======== Quoted text

Complementation Patterns of (it) Could Be (Normalization per Million Words)
Complementation Patterns of (it) Might Be (Normalization per Million Words)
We see, firstly, that the critical contexts (E)-(G) occur consistently; especially the isolated phrase seems to be a typical pattern. Secondly, the relatively complex patterns of extraposition and that-complementation occur predominantly in the more formal, context-governed samples; but the critical contexts (except isolated phrases) are no less likely in this set than in the conversation data. Thirdly, there is no clear diachronic change in distributions as far as is discernible from the data. So, while the epistemic phrases are available for contexts that promote their adverbialization, there is no clear development of a frequency increase or shift towards these contexts. This does not look like grammaticalization in progress, but rather like a stable base potential of these items to occur in possibly grammaticalizing uses.
Is omission of the expletive pronoun it tied to specific contexts? Not strictly, as Tables 4 and 5 show, but there are tendencies. The numbers are low and have to be inspected with caution (and, at this point, without statistical machinery). Yet, some results point to a “grammaticalization effect”. A straightforward one is that omission is very rare where it was least expected, that is, in extraposition constructions (pattern A), and downright inexistent with passive verbs (A2). Moreover, if we take the suggested adverbialization cline from that-clause complement to bare clause complement to parenthetical (Thompson & Mulac 1991; López-Couso & Méndez-Naya 2016), that is, patterns (C)-(E)-(F), each step does come with an increase in omission rate (at least in the totals across subcorpora). Finally, occurrence as an isolated phrase is not only frequent but also often produced without the pronoun. This context can be seen as a possible source of entrenchment of adverbial items could be/might be. On the other hand, some of the results cannot be explained by grammaticalizing contexts. Pronoun omission in idiomatic uses of could be is relatively frequent, which we might put down to their nature as potentially non-compositional fixed expressions. Pattern (D) also shows high omission rates; note that in these positions, the phrase can have adverbial/modifying function, and sometimes an adverb could fill the same paradigmatic slot (see examples 24-27 and 41 above). This makes it plausible that this structure is influenced by adverbial forms like maybe, and in turn can play a role in adverbialization, as suggested by López-Couso and Méndez-Naya (2016:173).
Complementation Patterns and Pronoun Omission Rates of (it) Could Be
Complementation Patterns and Pronoun Omission Rates of (it) Might Be
Overall, the results suggest that critical contexts for grammaticalization can affect speakers’ realization of an epistemic phrase (here promoting pronoun omission), but also that pronoun omission may depend on other factors as well, such as frequency and the holistic parsing of idiomatic fixed phrases. As the relevant tokens are sparse, the results come with a degree of uncertainty. To get a better perspective on these tentative findings, they are tested against a data set of informal written language in section 5.
5. Comparison with Informal Writing (Blog Postings)

================

** Exercise directions **
Please list every heading in the excerpt on "could be" and "might be" that contains the words "Complementation Patterns."

======== Information provided

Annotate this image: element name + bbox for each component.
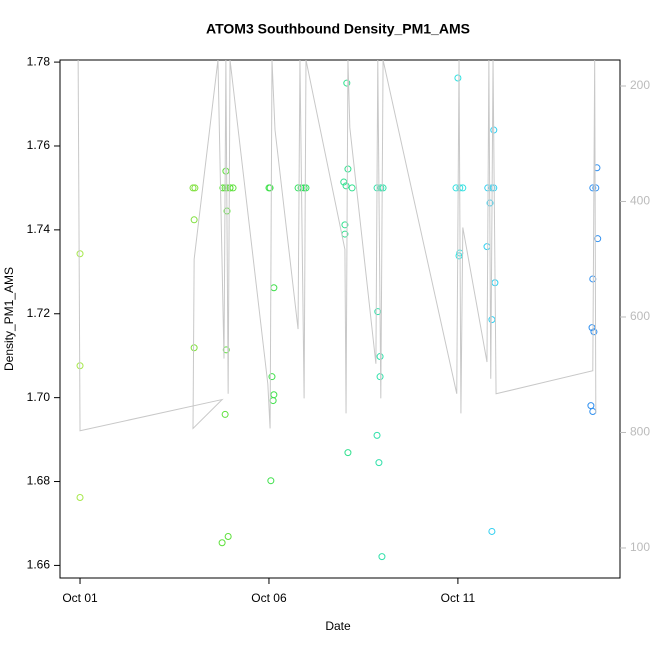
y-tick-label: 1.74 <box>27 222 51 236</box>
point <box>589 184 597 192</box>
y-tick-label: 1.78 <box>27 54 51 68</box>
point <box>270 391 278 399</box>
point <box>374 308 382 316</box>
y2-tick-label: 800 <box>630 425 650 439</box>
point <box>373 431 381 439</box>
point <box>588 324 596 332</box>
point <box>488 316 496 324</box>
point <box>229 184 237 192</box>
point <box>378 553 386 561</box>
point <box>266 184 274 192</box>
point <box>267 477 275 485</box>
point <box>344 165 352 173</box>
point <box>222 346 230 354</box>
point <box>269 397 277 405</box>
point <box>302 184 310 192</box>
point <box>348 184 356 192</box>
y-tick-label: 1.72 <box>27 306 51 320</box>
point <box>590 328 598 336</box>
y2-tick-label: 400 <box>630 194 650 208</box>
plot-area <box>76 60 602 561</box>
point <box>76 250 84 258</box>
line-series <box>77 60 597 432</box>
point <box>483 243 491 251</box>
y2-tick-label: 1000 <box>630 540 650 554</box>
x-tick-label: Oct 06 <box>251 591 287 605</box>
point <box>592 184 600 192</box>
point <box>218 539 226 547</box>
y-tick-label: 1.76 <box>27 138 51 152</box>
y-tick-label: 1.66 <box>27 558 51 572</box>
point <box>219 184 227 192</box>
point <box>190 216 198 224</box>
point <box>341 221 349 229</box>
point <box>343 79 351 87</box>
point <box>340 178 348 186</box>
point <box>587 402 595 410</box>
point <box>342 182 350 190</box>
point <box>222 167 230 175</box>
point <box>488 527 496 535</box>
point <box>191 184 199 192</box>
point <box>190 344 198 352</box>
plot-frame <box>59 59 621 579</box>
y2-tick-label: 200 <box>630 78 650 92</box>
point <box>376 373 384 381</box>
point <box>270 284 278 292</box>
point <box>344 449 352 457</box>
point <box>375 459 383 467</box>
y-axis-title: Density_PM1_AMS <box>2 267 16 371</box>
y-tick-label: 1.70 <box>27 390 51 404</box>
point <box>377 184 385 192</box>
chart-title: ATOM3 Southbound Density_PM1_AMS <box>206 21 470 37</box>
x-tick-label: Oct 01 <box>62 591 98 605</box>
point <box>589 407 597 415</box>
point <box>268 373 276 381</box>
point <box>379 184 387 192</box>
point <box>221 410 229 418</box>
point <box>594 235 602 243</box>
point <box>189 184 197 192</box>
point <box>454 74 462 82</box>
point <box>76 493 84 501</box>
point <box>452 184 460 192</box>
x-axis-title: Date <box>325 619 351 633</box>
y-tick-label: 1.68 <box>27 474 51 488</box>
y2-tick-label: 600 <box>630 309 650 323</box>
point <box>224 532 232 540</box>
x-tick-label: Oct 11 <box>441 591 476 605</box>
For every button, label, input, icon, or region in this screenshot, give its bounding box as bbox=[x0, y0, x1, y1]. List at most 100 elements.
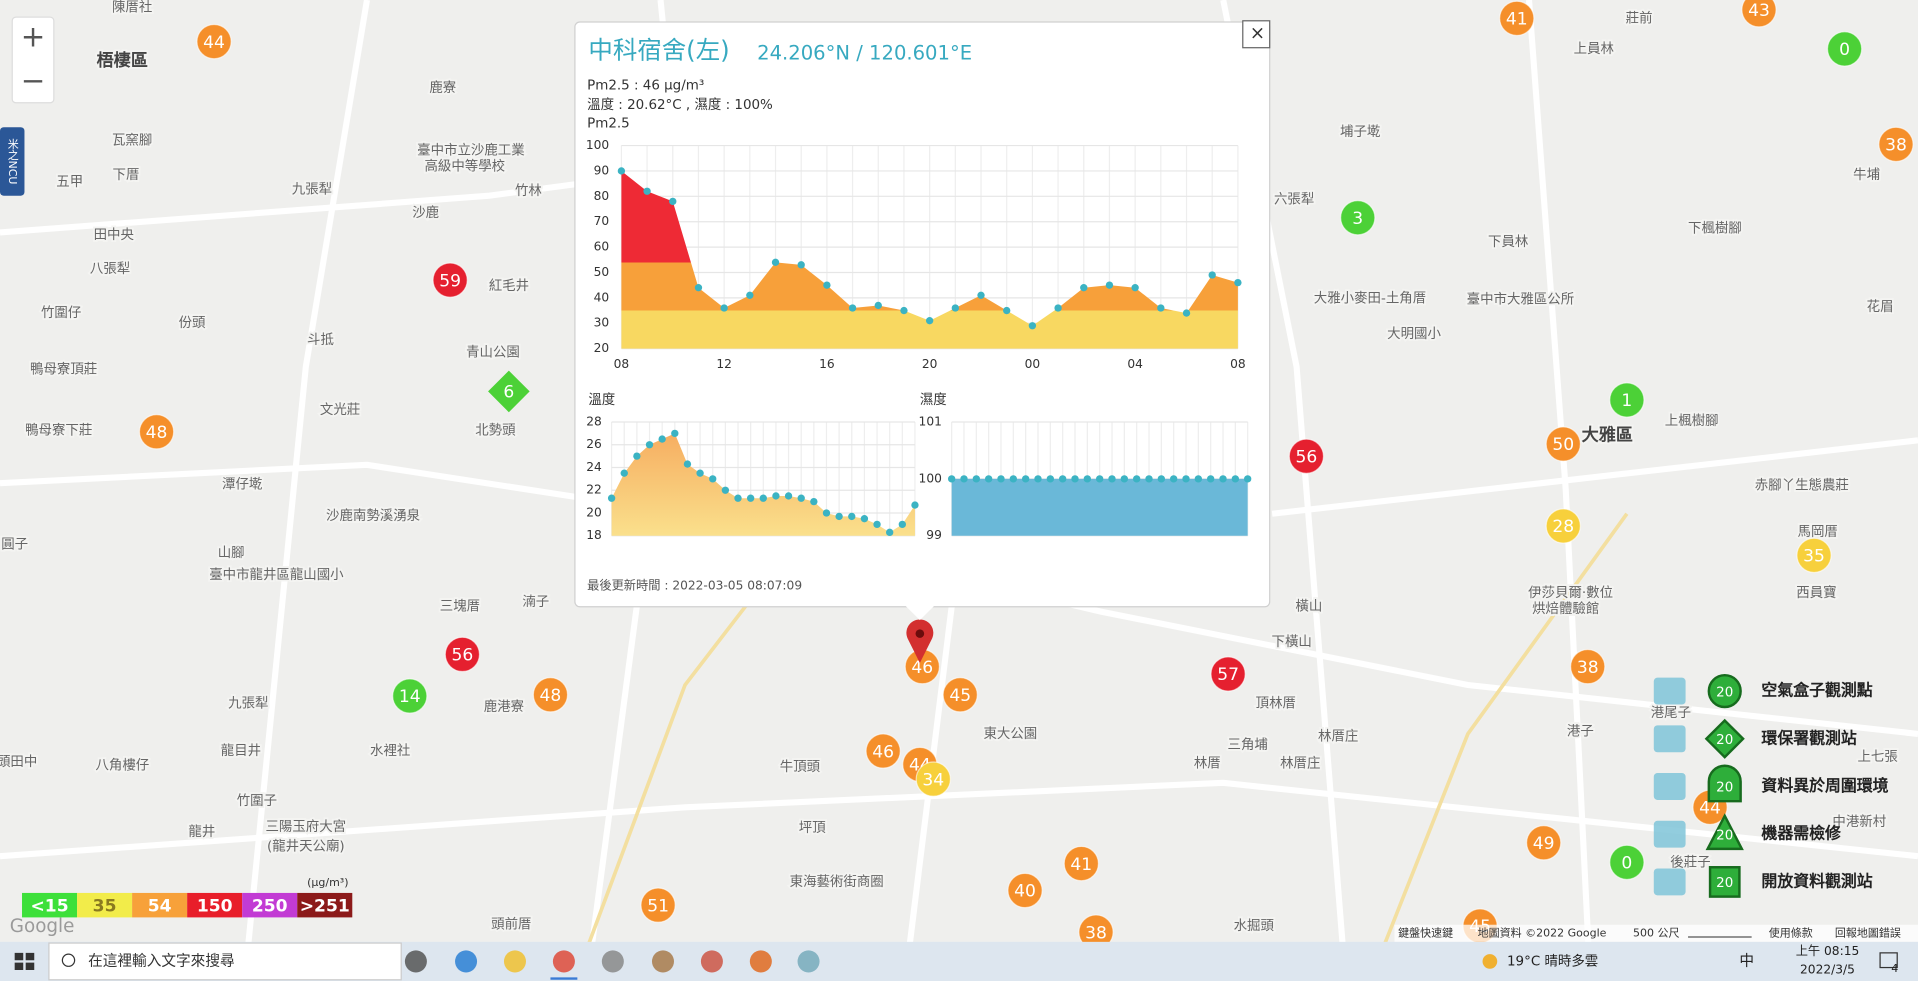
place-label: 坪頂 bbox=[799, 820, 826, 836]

================

** Finished task **
- Complementation Patterns of (it) Could Be (Normalization per Million Words)
- Complementation Patterns of (it) Might Be (Normalization per Million Words)
- Complementation Patterns and Pronoun Omission Rates of (it) Could Be
- Complementation Patterns and Pronoun Omission Rates of (it) Might Be